_Your instructions:_ Scan each line of the records for the word "handle" and extract the ones that have it.
-------- Given data --------
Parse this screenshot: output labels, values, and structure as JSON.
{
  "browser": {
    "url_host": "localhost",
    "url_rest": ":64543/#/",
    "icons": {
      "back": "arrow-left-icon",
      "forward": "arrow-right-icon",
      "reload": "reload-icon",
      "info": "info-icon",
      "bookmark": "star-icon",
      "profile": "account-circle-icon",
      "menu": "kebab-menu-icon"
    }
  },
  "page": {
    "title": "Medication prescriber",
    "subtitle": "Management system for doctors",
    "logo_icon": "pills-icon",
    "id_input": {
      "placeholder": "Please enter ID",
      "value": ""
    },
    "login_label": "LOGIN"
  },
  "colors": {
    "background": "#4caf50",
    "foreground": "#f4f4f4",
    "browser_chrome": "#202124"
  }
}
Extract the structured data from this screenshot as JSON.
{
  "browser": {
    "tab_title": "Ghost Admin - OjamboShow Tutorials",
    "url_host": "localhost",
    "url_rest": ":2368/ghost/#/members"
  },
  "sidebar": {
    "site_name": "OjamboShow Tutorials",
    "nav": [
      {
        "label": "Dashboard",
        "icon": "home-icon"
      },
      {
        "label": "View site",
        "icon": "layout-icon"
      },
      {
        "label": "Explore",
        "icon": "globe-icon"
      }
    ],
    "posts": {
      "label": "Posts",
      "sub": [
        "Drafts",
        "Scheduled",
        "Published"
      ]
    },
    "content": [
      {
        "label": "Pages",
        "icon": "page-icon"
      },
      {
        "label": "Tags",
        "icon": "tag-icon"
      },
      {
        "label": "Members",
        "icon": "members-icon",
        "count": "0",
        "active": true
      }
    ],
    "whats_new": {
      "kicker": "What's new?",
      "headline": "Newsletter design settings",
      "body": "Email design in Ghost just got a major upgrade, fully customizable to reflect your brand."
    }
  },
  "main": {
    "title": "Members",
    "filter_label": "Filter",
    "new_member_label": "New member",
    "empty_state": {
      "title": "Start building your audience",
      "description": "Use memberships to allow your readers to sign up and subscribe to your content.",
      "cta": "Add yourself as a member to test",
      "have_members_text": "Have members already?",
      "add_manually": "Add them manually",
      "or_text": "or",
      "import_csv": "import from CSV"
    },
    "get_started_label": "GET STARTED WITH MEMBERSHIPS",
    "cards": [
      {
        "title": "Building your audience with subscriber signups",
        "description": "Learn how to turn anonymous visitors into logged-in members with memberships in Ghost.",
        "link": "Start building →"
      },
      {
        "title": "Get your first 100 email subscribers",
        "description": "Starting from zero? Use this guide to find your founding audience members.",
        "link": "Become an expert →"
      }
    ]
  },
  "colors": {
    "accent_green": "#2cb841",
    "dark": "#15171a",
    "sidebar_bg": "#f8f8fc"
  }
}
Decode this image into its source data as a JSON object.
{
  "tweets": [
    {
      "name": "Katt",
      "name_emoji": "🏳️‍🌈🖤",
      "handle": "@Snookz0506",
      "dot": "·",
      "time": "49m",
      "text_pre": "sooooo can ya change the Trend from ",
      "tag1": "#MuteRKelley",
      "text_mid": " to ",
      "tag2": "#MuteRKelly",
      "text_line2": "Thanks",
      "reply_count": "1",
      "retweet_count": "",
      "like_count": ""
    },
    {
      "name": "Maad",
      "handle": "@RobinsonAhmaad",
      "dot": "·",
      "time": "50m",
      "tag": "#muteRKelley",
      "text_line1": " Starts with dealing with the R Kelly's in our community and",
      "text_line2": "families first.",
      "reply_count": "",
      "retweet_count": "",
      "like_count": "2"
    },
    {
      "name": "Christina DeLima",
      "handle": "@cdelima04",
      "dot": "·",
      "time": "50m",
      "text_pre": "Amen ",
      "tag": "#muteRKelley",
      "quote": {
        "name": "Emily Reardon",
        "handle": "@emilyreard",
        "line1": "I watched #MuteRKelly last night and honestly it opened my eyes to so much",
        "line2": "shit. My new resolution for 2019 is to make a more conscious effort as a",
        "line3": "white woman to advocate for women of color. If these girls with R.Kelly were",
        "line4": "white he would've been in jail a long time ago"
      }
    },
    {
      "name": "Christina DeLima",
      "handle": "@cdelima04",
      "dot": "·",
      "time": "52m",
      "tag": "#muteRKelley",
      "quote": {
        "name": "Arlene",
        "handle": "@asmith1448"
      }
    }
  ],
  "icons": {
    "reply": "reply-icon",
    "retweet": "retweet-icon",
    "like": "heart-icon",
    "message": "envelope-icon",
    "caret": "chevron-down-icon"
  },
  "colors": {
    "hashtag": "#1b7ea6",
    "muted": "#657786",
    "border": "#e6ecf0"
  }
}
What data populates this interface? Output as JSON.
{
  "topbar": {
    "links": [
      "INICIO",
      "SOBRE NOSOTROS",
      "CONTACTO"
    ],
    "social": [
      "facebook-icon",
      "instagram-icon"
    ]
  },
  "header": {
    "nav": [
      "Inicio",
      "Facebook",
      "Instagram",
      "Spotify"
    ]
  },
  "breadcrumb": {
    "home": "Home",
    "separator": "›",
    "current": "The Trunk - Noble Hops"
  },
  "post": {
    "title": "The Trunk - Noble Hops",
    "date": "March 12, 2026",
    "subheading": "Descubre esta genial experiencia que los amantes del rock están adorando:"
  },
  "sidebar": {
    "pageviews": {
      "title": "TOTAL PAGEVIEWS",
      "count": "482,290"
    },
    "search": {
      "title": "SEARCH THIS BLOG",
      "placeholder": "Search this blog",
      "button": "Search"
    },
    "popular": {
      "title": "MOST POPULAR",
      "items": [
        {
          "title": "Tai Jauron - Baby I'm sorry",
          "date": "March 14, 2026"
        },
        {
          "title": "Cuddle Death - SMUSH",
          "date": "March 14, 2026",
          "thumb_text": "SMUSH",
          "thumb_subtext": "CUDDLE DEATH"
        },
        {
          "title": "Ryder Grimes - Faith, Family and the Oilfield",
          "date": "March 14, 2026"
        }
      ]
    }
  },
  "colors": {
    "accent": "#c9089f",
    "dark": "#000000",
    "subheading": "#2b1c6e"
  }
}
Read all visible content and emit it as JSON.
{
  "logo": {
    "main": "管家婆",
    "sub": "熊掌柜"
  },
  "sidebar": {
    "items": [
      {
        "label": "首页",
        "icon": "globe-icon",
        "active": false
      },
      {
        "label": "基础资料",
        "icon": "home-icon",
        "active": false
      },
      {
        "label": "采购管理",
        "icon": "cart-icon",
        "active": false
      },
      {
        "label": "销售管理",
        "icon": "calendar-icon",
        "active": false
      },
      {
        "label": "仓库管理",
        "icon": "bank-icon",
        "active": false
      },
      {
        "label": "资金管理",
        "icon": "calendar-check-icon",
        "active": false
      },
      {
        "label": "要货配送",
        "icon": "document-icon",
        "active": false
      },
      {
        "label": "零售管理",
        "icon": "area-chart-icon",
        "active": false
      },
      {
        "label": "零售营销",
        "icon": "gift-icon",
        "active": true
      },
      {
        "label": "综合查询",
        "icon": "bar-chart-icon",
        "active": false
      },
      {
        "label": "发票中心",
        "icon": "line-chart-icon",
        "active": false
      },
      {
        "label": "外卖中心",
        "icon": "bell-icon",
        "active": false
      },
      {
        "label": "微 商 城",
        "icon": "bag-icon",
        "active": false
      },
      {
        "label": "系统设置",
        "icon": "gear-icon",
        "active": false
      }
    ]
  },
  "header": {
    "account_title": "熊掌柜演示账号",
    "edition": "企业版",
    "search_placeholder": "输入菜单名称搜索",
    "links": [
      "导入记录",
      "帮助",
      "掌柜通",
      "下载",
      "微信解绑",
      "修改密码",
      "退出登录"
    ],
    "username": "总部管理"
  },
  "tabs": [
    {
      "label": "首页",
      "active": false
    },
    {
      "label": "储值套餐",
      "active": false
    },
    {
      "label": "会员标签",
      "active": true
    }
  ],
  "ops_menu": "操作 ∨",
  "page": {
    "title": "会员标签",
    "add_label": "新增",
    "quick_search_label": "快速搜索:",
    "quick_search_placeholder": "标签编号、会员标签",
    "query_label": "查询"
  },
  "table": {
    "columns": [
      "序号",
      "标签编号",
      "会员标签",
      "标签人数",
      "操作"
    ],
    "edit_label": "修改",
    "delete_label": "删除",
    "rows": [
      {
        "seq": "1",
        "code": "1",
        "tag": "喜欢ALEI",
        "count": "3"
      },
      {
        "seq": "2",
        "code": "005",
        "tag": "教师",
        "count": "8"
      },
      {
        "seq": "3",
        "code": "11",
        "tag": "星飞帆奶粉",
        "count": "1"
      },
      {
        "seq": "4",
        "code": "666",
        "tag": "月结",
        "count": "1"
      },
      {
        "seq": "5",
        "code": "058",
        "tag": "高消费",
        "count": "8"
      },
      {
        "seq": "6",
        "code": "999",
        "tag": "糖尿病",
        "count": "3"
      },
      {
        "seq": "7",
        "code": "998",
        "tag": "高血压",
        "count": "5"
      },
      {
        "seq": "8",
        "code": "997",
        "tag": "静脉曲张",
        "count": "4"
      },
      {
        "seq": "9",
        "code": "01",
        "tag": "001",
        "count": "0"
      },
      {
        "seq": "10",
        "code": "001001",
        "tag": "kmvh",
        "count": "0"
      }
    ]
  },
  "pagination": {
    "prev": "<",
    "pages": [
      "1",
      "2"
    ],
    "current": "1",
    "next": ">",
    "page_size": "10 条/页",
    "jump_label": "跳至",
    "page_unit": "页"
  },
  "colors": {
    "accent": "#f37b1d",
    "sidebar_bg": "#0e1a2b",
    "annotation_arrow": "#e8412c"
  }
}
--------
_Task response:_
      "handle": "@Snookz0506",
      "handle": "@RobinsonAhmaad",
      "handle": "@cdelima04",
        "handle": "@emilyreard",
      "handle": "@cdelima04",
        "handle": "@asmith1448"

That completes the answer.